### [Task a]
Name everyone who posts in the log splitter thread below.

### [Document passage]
# Best log splitter brands (Iron & Oak, Brave, Yardmax, Boss, others?)



## Rayn4est (Jun 16, 2019)

Hello! I'm in the market for a 24-30 ton splitter. From what I've read so far some good brands are Boss, Yardmax, Brave and Iron & Oak. Iron & Oak seems to be the best, but may be more than I need. Any recommendations on brands would be most appreciated. Thanks!


----------



## farmer steve (Jun 16, 2019)

Welcome to AS . Use the search function to look for threads relating to splitters. You can do it by brand or just log splitter. As with anything price will dictate quality. I run a TSC 25 ton right now and really haven't had any issues. Dirty hand tools is the sponsor of the firewood forum and a bunch of guys have them. Good luck in your search..


----------



## jrider (Jun 16, 2019)

I put around 1500 cords through my iron and oak before having to replace the Honda motor (probably due to me not changing the oil as often as I should have). Replaced the control valve twice


----------



## saxman (Jun 16, 2019)

I’ve had a 26 ton Brave for 14 years with no issues. 8HP Briggs&Scratchum! Not the usual luck with those engines, I guess I’m lucky. Brave is the cheaper line of Iron&Oak. Made in Illinois and I think they are ok. My buddy has a Dirty Hand Tools and it has been fine. Lots of decent ones out there 


Sent from my iPhone using Tapatalk


----------



## homemade (Jun 16, 2019)

That’s like asking what truck is better. What is your budget? What are you mostly splitting? 18” and larger? What species? Soft or hard wood? What is your annual production?

And I hope you realize that tonnages that are advertised beyond what is practicable. 

I run a home made splitter. Has a 4in ram on it with a 2000psi max pressure. The wedge is set to 30 degree opening. I do run a 4 way occasionally when the wood calls for it. I think wedge design has a lot to do with how effective the tonnage is put to use. I’ve never stalled out the engine trying to split stuff. On the twisted grain wood like the yellow elm (piss elm) you gotta work the outsides. If you try and split it straight down the middle, you might as well put a 8” ram on there.

### [Extracted entries]
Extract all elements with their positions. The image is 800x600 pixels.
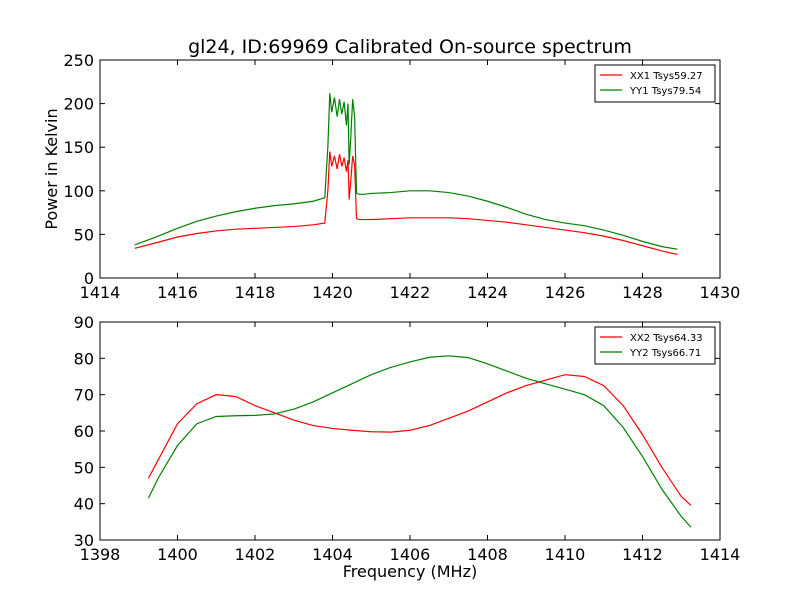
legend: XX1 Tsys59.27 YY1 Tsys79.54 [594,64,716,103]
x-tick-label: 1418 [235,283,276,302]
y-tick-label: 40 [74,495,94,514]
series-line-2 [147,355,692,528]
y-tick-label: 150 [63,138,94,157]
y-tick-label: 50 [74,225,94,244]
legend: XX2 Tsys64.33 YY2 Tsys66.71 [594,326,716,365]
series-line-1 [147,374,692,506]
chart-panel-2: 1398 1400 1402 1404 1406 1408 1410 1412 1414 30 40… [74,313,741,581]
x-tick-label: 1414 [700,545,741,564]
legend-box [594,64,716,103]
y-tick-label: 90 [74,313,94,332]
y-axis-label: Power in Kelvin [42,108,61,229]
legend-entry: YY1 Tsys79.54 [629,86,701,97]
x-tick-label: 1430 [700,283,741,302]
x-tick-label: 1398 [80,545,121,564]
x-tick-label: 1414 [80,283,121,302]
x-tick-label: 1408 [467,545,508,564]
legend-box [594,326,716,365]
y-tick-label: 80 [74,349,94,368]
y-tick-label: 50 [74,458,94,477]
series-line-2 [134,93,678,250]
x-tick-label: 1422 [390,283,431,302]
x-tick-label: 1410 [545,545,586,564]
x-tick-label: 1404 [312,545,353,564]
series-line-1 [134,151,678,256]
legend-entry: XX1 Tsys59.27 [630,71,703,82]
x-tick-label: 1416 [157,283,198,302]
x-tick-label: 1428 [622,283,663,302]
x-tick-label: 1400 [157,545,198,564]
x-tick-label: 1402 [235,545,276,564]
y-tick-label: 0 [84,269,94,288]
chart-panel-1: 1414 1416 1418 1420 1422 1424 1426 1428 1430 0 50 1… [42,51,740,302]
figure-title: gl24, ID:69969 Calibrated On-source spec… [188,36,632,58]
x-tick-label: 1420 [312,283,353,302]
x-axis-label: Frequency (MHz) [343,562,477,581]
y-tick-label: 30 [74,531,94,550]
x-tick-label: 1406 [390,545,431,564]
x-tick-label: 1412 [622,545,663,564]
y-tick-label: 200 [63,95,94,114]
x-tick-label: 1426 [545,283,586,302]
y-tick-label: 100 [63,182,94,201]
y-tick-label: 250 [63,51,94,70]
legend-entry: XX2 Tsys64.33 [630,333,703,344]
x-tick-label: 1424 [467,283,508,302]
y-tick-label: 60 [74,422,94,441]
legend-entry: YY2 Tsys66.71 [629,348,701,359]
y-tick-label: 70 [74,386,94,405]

### [Task b]
Please copy, word for word, the lines of the records from the line with "legend: XX1 Tsys59.27" up to and including the line with "y-tick-label: 50 [74,225,94,244]".

### [Full output a]
Rayn4est, farmer steve, jrider, saxman, homemade

### [Full output b]
legend: XX1 Tsys59.27 YY1 Tsys79.54 [594,64,716,103]
x-tick-label: 1418 [235,283,276,302]
y-tick-label: 40 [74,495,94,514]
series-line-2 [147,355,692,528]
y-tick-label: 150 [63,138,94,157]
y-tick-label: 50 [74,225,94,244]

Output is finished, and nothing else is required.